═════ TASK DATA ═════
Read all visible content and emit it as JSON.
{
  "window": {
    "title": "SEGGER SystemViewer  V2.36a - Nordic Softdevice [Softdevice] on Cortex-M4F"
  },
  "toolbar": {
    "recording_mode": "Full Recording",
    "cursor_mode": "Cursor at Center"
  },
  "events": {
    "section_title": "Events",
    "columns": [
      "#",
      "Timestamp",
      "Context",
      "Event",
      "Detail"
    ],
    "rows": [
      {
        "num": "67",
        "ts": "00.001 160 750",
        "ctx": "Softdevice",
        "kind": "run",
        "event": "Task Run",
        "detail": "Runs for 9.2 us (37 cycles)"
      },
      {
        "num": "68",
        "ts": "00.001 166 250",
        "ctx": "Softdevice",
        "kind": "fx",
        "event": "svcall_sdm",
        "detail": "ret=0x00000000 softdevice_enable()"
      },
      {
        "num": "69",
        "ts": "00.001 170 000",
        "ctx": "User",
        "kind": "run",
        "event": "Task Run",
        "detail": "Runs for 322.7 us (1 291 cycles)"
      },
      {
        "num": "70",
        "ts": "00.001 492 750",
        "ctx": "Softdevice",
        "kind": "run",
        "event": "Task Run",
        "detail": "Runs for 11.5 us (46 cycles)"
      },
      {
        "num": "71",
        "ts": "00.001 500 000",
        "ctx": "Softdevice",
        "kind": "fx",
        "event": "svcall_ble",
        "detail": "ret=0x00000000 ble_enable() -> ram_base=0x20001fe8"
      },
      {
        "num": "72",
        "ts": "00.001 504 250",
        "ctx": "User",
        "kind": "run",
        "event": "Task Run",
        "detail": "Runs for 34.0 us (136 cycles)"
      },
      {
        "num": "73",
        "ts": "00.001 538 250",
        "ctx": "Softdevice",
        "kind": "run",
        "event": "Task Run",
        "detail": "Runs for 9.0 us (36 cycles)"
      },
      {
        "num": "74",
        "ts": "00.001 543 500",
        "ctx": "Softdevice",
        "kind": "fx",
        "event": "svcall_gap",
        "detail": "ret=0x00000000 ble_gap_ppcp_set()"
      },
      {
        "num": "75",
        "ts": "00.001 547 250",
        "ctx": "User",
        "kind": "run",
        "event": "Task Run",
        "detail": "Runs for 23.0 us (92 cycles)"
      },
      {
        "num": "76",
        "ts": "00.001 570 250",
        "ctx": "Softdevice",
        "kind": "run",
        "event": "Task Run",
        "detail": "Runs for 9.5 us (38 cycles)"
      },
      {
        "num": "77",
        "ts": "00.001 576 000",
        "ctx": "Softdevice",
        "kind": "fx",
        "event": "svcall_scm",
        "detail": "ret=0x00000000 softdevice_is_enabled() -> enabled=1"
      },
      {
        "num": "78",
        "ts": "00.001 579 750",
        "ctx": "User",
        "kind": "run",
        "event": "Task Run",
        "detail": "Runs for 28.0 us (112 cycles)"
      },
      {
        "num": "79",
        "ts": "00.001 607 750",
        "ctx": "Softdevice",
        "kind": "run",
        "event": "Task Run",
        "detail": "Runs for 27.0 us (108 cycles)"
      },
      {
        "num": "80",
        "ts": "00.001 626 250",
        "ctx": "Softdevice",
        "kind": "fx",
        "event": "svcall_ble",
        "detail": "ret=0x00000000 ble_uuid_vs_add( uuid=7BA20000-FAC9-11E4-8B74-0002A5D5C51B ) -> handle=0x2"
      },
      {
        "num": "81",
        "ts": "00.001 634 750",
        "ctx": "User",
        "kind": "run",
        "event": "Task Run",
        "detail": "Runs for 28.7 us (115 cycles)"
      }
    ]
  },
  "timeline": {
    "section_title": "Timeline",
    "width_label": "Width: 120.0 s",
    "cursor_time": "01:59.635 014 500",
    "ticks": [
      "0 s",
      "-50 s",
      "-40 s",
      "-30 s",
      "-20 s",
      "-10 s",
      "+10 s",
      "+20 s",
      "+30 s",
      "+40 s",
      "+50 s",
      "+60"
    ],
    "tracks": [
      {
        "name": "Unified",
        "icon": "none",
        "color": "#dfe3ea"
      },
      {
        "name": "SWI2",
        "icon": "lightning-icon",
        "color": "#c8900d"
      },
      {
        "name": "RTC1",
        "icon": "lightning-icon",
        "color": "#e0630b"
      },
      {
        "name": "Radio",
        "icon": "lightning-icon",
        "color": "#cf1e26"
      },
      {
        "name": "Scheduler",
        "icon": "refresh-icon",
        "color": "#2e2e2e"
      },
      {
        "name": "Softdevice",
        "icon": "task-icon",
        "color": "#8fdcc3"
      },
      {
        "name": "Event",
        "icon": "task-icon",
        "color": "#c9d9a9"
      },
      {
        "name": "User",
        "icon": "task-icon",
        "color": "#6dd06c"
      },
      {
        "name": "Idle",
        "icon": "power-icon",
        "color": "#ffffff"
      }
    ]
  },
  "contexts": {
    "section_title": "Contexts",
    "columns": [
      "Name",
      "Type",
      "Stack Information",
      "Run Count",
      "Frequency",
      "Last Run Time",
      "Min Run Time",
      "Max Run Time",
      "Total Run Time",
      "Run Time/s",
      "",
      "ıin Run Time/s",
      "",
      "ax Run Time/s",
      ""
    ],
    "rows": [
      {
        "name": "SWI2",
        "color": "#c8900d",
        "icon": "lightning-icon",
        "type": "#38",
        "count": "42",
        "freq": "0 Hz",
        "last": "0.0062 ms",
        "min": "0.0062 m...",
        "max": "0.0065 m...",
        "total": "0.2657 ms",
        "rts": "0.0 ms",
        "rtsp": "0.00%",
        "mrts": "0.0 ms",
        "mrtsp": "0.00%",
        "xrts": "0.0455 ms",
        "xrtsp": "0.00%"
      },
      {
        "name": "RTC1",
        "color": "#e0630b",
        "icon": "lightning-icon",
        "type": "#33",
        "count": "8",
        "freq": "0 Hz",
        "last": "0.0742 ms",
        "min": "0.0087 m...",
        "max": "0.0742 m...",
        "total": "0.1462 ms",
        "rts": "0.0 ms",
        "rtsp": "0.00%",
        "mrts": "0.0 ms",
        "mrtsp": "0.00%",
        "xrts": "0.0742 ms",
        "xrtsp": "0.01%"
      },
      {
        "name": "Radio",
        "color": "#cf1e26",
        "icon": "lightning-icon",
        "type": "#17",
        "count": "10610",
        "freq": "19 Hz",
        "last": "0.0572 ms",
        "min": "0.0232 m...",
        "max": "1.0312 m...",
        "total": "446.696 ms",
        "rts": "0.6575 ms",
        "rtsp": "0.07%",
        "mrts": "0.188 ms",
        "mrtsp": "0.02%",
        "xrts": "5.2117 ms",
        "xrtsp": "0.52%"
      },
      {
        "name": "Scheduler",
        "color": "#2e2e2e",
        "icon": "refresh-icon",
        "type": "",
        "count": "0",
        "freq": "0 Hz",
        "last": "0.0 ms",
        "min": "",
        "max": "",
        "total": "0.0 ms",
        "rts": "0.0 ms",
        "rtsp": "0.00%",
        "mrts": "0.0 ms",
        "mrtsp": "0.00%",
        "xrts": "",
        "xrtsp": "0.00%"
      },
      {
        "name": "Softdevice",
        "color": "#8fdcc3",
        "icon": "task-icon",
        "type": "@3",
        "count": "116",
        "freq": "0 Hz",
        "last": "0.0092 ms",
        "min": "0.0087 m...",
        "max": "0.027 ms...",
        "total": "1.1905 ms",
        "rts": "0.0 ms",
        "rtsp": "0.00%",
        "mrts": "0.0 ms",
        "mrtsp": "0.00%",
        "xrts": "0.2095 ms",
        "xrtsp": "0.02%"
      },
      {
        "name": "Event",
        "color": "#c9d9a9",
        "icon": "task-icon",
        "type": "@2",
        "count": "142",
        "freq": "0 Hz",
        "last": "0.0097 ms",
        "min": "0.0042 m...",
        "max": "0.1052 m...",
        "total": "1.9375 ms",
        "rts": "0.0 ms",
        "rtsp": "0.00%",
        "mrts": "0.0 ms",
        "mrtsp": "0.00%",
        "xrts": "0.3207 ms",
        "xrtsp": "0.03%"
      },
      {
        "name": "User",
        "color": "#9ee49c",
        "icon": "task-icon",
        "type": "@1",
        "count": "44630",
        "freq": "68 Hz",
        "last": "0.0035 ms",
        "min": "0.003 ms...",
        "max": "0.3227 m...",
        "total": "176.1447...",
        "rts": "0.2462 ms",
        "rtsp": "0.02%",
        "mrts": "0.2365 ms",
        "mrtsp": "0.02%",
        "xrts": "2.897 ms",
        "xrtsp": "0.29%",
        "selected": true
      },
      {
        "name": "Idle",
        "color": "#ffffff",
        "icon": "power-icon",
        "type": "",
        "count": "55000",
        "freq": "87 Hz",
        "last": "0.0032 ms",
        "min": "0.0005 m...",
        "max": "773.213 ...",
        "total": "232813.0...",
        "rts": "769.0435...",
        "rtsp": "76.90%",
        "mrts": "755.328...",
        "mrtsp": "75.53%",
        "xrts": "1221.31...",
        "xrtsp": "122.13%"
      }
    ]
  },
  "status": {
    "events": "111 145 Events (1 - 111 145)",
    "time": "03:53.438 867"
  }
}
═════
In the entries above, find each line with the string "xrtsp" and copy it.

# [SOLUTION TO THE EXERCISE]
        "xrtsp": "0.00%"
        "xrtsp": "0.01%"
        "xrtsp": "0.52%"
        "xrtsp": "0.00%"
        "xrtsp": "0.02%"
        "xrtsp": "0.03%"
        "xrtsp": "0.29%",
        "xrtsp": "122.13%"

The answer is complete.